* _What this task involves_
Search the records for "courses". Copy every line where it appears.
[begin Data for processing]
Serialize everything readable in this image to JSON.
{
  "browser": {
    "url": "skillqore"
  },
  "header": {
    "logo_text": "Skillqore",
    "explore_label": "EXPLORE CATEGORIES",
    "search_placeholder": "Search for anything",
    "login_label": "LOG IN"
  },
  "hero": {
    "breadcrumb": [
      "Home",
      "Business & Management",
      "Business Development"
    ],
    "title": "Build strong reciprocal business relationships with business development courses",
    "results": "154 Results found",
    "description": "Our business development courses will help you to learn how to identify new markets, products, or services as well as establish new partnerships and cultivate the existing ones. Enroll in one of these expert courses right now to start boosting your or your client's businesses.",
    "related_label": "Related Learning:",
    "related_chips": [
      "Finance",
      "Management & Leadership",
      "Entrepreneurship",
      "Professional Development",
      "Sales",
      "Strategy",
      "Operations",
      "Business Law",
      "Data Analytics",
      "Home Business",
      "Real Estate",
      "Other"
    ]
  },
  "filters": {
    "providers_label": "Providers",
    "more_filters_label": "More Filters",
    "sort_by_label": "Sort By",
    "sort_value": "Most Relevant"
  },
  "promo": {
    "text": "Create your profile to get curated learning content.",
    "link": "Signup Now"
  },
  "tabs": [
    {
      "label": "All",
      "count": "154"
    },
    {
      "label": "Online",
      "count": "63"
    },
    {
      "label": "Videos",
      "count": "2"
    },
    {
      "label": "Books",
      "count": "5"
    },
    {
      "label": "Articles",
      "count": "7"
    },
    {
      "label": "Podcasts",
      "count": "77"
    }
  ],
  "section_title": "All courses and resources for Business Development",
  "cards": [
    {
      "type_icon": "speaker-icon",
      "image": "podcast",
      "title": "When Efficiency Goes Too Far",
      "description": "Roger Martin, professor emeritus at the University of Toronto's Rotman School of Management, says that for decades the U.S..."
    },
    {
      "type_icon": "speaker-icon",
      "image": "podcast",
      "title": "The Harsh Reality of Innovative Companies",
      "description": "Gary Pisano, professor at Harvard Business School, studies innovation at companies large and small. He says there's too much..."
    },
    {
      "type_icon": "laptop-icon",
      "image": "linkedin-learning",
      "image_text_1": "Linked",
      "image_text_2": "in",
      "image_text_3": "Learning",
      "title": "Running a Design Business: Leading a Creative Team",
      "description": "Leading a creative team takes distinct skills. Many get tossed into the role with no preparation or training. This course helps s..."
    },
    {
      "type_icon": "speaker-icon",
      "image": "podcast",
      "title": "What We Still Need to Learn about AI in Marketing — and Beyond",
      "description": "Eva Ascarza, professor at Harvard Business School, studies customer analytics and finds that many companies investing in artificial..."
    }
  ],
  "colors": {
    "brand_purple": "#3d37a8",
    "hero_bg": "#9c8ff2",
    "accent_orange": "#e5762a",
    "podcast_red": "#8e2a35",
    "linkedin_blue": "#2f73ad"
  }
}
[end Data for processing]
* _Output for this task_
    "title": "Build strong reciprocal business relationships with business development courses",
    "description": "Our business development courses will help you to learn how to identify new markets, products, or services as well as establish new partnerships and cultivate the existing ones. Enroll in one of these expert courses right now to start boosting your or your client's businesses.",
  "section_title": "All courses and resources for Business Development",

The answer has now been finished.